Problem: Copy out each line below that has the word "Insérer" in it.

:: Data for processing

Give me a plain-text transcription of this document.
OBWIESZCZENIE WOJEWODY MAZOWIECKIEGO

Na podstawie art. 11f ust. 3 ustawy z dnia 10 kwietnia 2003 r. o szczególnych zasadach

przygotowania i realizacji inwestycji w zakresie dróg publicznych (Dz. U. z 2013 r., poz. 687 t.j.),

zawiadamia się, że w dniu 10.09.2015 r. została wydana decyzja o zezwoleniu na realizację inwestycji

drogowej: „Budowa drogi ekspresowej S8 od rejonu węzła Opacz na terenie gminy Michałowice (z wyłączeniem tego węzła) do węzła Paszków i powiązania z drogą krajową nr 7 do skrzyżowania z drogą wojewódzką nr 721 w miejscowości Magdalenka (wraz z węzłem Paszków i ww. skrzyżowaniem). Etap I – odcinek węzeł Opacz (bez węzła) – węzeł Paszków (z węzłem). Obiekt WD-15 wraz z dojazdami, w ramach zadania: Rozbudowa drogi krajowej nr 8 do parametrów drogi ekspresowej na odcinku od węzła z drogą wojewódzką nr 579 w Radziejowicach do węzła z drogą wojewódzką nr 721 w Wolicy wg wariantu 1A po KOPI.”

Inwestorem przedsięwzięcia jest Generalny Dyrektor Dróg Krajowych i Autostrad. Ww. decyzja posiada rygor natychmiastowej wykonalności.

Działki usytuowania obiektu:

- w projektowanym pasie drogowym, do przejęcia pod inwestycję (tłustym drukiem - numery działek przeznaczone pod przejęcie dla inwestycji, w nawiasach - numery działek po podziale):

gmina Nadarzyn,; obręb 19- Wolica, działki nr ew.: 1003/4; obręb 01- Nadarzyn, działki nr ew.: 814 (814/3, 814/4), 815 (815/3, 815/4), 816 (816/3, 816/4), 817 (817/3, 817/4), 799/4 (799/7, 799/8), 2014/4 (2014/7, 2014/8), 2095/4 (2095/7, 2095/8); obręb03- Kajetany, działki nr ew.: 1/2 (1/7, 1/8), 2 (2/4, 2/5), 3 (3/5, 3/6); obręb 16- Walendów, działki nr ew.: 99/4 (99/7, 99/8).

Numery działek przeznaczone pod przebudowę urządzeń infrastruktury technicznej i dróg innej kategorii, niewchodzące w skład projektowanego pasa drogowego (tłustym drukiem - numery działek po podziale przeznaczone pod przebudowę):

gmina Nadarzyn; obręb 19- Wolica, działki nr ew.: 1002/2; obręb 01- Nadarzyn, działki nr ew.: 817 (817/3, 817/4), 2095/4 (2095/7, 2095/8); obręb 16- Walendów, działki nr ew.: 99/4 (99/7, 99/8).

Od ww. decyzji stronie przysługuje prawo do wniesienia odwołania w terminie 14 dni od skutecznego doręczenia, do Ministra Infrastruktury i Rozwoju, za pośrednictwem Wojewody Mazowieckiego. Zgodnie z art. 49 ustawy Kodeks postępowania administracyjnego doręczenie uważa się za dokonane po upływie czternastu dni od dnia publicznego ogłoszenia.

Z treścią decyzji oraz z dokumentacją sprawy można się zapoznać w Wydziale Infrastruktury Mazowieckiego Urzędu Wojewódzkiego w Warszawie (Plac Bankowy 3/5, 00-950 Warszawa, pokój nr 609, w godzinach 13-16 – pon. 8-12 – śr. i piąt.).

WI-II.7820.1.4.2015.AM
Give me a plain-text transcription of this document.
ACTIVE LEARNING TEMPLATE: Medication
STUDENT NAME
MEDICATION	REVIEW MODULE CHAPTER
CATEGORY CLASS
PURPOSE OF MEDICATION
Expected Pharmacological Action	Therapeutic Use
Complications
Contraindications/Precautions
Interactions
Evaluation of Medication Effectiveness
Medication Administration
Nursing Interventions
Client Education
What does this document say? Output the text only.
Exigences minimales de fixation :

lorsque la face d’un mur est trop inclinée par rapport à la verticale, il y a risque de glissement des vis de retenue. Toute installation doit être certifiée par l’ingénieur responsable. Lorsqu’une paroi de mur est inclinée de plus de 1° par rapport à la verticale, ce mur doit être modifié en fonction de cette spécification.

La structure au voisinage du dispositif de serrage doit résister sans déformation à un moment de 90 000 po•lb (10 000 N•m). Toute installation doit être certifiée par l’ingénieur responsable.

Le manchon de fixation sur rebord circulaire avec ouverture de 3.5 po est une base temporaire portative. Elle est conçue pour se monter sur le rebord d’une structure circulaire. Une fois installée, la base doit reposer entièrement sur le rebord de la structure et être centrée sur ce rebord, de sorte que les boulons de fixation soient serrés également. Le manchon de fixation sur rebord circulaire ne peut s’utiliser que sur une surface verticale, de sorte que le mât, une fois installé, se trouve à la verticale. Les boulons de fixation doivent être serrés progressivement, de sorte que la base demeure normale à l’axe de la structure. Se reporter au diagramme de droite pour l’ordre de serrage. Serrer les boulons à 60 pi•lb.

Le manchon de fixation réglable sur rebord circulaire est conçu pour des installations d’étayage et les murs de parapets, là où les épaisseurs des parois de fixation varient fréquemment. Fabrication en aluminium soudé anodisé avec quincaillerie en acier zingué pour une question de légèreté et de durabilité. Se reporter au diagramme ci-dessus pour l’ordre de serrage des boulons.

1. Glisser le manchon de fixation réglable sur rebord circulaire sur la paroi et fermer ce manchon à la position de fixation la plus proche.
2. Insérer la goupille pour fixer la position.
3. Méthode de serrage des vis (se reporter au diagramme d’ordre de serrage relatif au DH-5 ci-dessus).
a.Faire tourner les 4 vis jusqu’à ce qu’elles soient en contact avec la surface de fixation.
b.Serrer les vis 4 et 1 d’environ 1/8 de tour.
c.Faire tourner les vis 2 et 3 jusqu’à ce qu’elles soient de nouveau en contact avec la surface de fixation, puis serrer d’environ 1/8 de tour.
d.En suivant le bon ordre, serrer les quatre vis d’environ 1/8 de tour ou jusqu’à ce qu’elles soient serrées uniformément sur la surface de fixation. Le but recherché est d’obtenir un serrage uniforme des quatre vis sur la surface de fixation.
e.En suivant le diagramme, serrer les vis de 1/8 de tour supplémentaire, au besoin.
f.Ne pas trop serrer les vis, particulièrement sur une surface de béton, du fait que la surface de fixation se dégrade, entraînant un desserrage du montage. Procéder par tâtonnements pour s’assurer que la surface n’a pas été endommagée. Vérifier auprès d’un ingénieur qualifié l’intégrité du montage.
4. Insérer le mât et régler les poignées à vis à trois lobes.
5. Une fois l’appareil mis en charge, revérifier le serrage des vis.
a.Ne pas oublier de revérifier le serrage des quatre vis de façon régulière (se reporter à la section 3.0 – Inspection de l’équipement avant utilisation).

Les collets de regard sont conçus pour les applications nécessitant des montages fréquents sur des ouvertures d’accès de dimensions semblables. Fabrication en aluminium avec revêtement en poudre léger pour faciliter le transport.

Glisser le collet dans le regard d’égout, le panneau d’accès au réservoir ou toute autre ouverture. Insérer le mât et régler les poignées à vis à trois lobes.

::::

Exercise response:
2. Insérer la goupille pour fixer la position.
4. Insérer le mât et régler les poignées à vis à trois lobes.
Glisser le collet dans le regard d’égout, le panneau d’accès au réservoir ou toute autre ouverture. Insérer le mât et régler les poignées à vis à trois lobes.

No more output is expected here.